| What the exercise asks |
Nothing but the lines from the one containing "What text is on this page?" through the last line of the records below should be copied, exactly and without pictures.

────────────────

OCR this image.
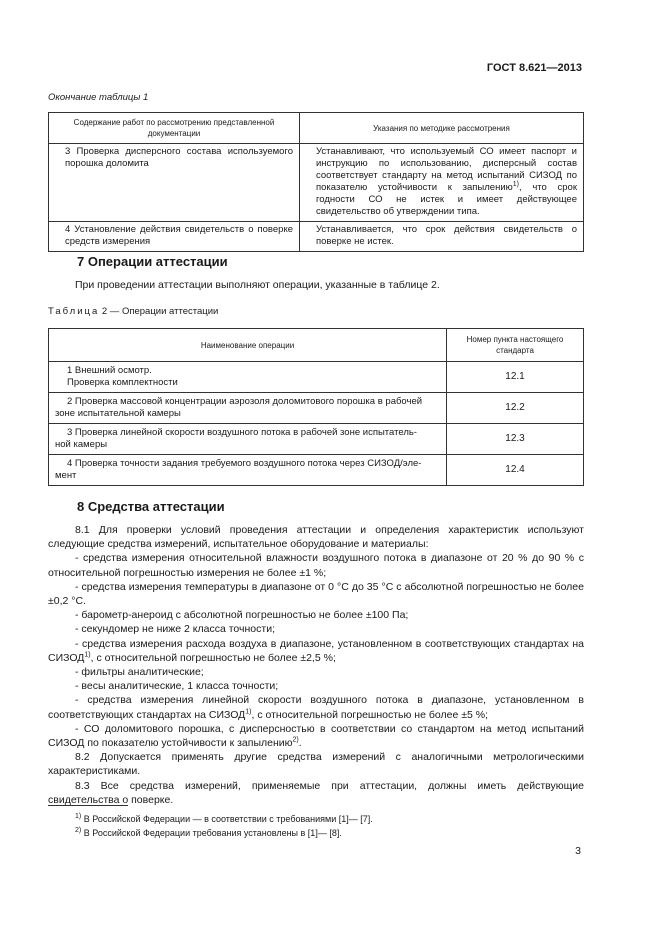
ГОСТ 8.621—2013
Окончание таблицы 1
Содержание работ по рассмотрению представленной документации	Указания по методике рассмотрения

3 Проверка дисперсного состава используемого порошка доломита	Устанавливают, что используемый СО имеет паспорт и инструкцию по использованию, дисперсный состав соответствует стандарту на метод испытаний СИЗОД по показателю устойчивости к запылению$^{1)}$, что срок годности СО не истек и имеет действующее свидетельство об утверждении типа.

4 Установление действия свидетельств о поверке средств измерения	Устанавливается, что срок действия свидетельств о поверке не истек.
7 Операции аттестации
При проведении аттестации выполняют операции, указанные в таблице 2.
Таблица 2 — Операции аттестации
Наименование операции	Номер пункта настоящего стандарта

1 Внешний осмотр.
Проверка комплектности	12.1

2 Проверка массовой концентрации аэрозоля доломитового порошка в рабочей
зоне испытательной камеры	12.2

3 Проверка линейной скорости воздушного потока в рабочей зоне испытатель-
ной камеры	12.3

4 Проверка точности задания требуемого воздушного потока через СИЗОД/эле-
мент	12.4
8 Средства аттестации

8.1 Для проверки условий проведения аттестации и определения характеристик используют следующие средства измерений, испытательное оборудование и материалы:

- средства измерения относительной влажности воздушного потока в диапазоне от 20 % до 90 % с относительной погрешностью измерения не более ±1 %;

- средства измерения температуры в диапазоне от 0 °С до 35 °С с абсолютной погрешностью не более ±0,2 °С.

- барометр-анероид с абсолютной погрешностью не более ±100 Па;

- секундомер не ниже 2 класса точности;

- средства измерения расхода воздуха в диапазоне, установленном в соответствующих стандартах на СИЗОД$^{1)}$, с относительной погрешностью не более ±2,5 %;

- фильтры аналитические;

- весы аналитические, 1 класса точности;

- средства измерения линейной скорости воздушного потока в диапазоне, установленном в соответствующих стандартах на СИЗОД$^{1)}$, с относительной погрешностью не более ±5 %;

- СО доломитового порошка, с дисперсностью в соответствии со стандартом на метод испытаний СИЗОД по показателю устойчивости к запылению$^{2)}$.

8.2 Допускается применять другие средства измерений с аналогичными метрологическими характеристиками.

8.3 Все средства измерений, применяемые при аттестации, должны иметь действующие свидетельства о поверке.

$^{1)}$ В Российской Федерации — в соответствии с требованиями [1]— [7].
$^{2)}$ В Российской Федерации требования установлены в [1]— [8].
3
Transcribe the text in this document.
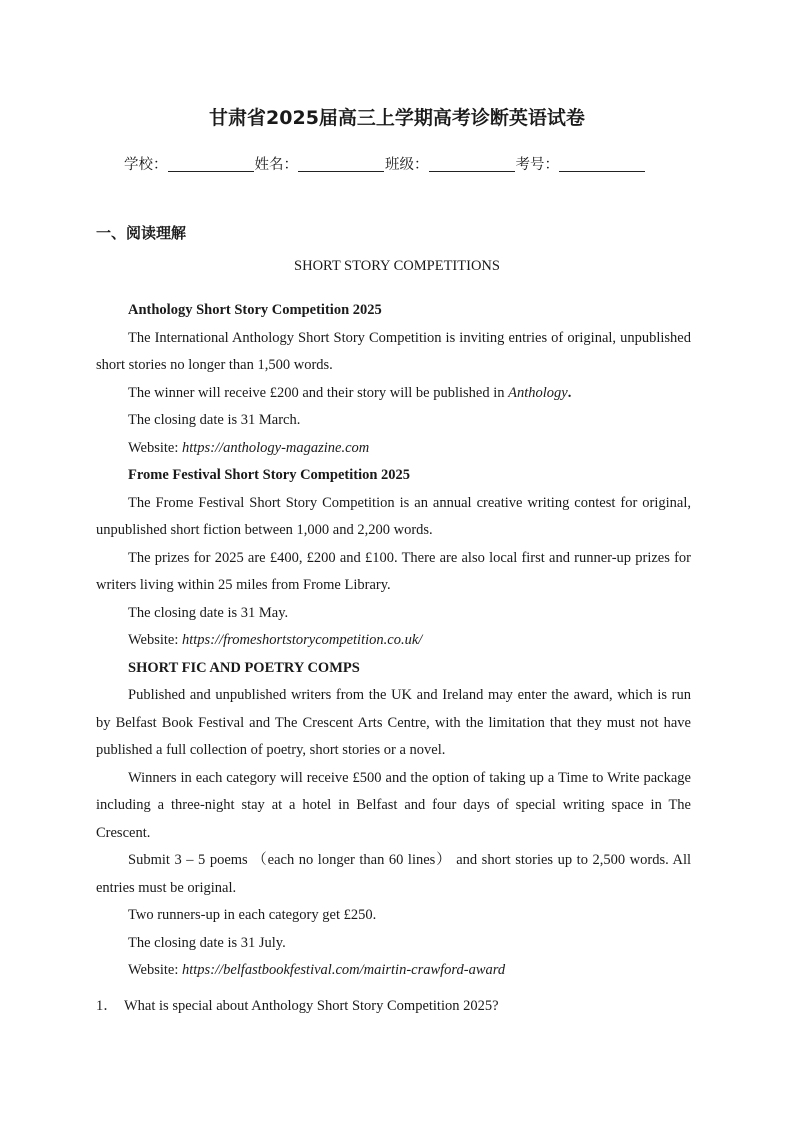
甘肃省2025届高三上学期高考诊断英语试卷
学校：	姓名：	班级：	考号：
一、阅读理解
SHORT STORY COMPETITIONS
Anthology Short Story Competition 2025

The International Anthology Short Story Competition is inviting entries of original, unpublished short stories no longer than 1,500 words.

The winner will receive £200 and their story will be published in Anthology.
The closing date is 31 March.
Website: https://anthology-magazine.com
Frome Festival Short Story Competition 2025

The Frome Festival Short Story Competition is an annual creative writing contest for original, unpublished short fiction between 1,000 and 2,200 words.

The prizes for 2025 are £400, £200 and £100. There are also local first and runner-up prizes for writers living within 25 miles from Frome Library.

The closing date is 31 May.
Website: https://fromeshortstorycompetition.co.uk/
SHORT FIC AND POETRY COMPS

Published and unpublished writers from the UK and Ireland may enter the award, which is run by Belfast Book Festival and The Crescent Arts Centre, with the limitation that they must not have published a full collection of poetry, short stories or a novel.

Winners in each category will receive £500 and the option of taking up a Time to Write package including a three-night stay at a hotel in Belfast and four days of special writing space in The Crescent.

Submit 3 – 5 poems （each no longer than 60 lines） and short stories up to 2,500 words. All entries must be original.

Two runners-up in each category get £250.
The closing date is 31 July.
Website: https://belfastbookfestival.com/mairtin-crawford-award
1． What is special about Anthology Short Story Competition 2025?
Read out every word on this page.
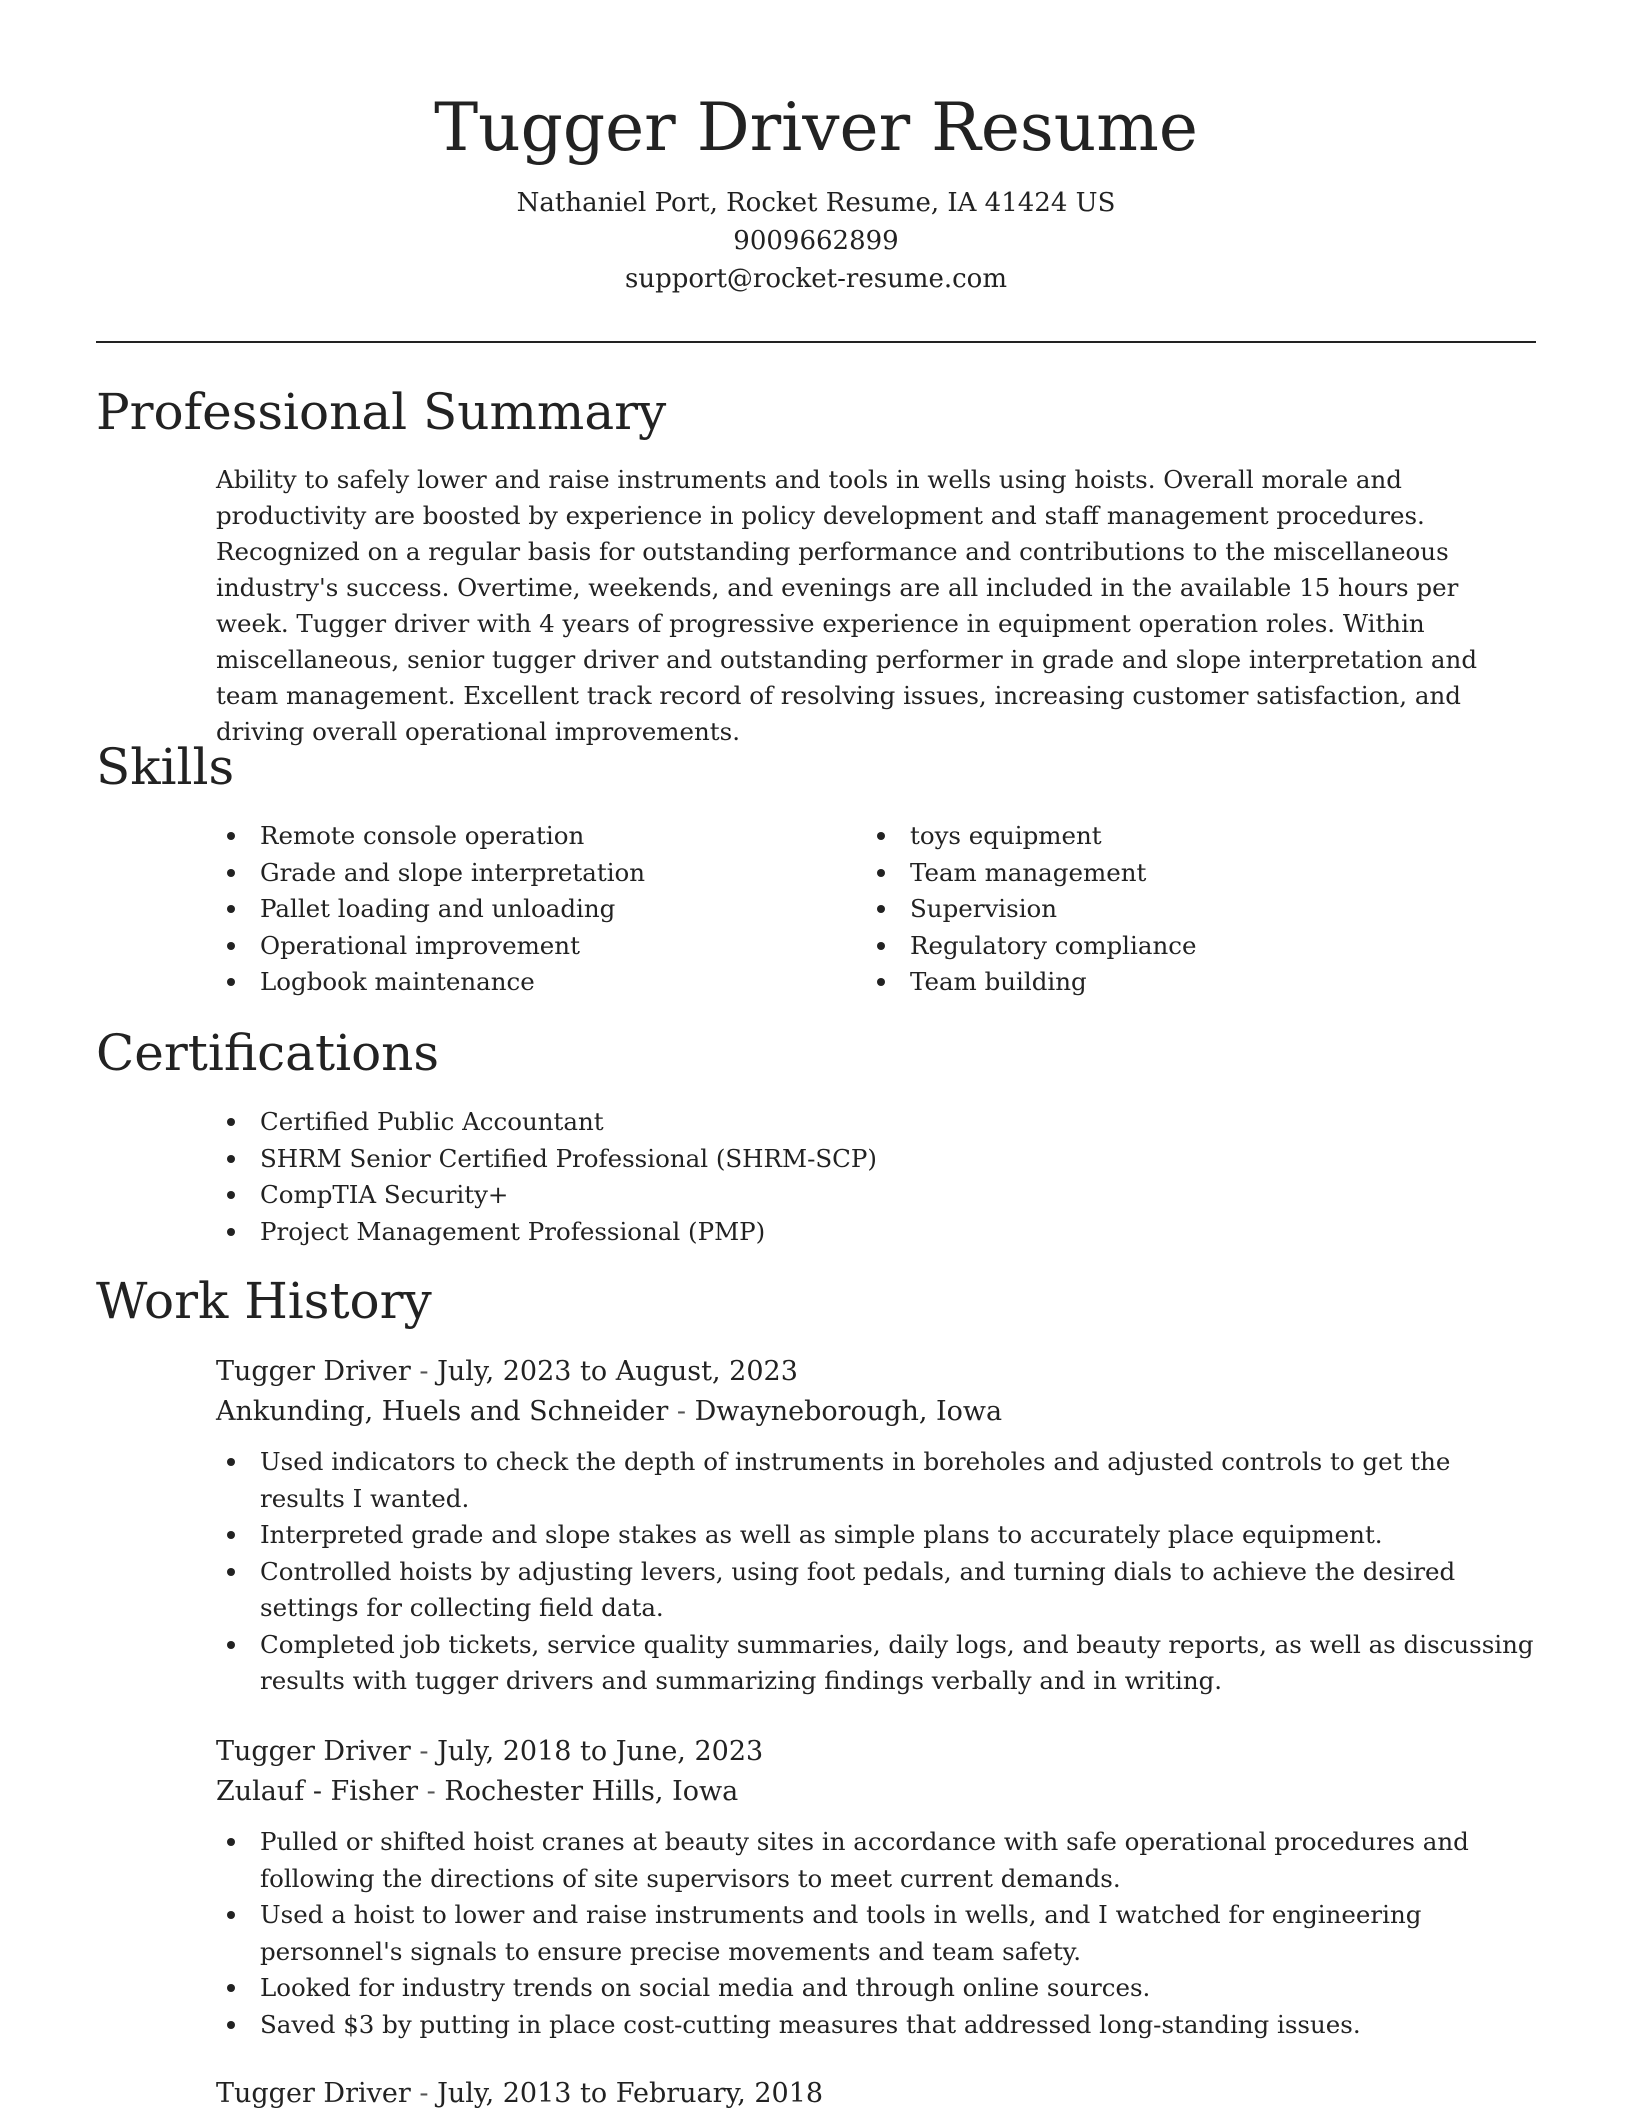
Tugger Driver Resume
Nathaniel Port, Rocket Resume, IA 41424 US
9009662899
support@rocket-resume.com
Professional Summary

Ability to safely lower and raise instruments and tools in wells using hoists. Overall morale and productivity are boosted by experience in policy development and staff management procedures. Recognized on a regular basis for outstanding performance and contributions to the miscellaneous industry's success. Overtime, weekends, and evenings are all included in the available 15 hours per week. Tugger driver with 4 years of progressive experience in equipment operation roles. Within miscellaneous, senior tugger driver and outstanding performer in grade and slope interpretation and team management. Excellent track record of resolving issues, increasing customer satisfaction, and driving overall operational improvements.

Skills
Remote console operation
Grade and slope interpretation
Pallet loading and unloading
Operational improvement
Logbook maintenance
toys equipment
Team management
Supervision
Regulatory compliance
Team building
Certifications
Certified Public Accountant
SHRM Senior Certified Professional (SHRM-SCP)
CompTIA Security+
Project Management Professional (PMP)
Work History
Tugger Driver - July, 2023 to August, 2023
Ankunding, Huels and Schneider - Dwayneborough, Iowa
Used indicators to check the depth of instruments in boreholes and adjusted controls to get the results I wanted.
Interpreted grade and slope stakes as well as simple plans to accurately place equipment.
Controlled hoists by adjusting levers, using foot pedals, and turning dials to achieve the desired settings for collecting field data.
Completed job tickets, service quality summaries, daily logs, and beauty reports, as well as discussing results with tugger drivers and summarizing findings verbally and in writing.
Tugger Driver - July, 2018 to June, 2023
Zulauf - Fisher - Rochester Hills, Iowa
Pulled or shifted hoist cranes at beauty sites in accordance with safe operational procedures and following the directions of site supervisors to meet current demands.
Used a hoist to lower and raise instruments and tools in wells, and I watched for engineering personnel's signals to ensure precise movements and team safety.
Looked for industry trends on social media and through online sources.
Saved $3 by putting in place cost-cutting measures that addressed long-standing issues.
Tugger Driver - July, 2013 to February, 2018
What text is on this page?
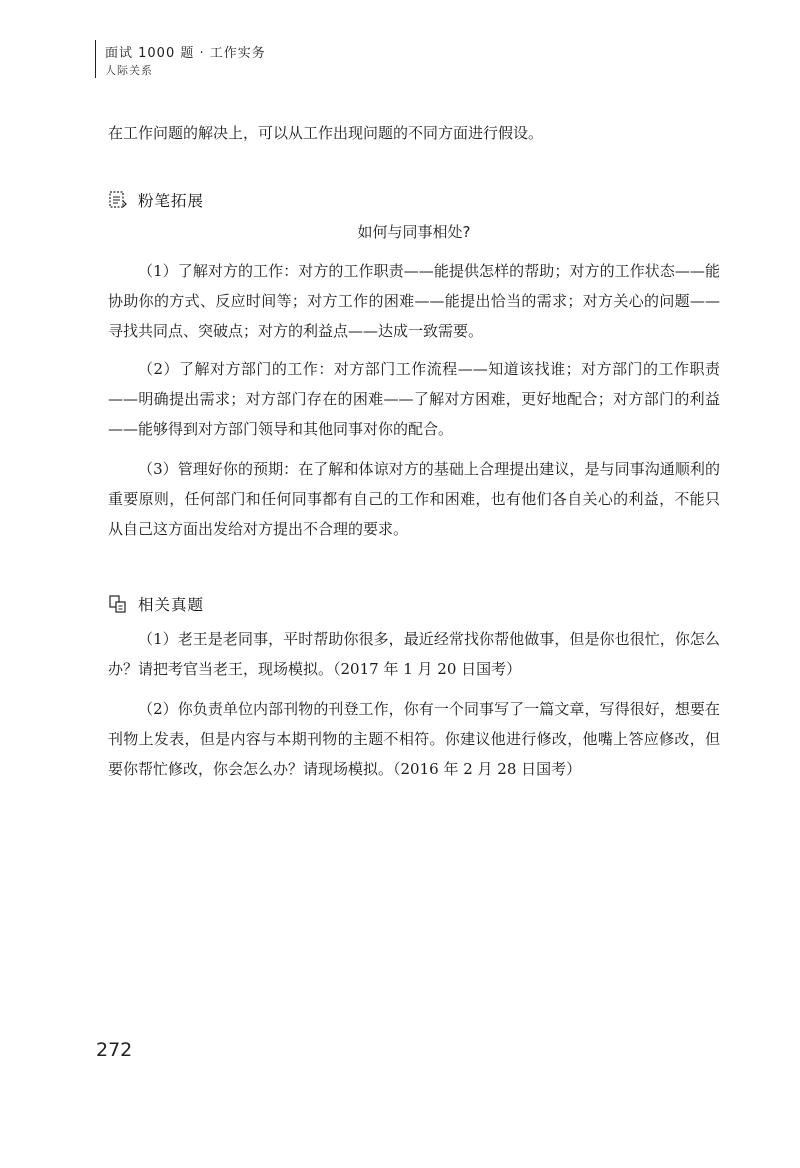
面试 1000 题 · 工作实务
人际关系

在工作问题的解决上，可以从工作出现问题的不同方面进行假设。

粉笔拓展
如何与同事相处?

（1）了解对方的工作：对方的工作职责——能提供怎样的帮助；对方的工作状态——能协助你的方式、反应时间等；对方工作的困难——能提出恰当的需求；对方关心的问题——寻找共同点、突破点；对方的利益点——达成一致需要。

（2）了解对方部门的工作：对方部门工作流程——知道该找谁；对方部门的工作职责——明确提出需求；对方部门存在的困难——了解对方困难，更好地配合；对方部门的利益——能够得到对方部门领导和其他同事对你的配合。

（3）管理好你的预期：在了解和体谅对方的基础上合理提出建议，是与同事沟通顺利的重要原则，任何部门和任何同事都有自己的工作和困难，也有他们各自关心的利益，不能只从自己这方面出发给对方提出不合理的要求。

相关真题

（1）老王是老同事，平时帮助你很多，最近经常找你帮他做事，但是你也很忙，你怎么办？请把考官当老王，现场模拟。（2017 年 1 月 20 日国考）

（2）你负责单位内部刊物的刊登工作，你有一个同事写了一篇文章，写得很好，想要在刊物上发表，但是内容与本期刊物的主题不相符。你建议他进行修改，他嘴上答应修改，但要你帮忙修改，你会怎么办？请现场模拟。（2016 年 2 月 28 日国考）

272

────────────────

| Full response |
What text is on this page?
面试 1000 题 · 工作实务
人际关系

在工作问题的解决上，可以从工作出现问题的不同方面进行假设。

粉笔拓展
如何与同事相处?

（1）了解对方的工作：对方的工作职责——能提供怎样的帮助；对方的工作状态——能协助你的方式、反应时间等；对方工作的困难——能提出恰当的需求；对方关心的问题——寻找共同点、突破点；对方的利益点——达成一致需要。

（2）了解对方部门的工作：对方部门工作流程——知道该找谁；对方部门的工作职责——明确提出需求；对方部门存在的困难——了解对方困难，更好地配合；对方部门的利益——能够得到对方部门领导和其他同事对你的配合。

（3）管理好你的预期：在了解和体谅对方的基础上合理提出建议，是与同事沟通顺利的重要原则，任何部门和任何同事都有自己的工作和困难，也有他们各自关心的利益，不能只从自己这方面出发给对方提出不合理的要求。

相关真题

（1）老王是老同事，平时帮助你很多，最近经常找你帮他做事，但是你也很忙，你怎么办？请把考官当老王，现场模拟。（2017 年 1 月 20 日国考）

（2）你负责单位内部刊物的刊登工作，你有一个同事写了一篇文章，写得很好，想要在刊物上发表，但是内容与本期刊物的主题不相符。你建议他进行修改，他嘴上答应修改，但要你帮忙修改，你会怎么办？请现场模拟。（2016 年 2 月 28 日国考）

272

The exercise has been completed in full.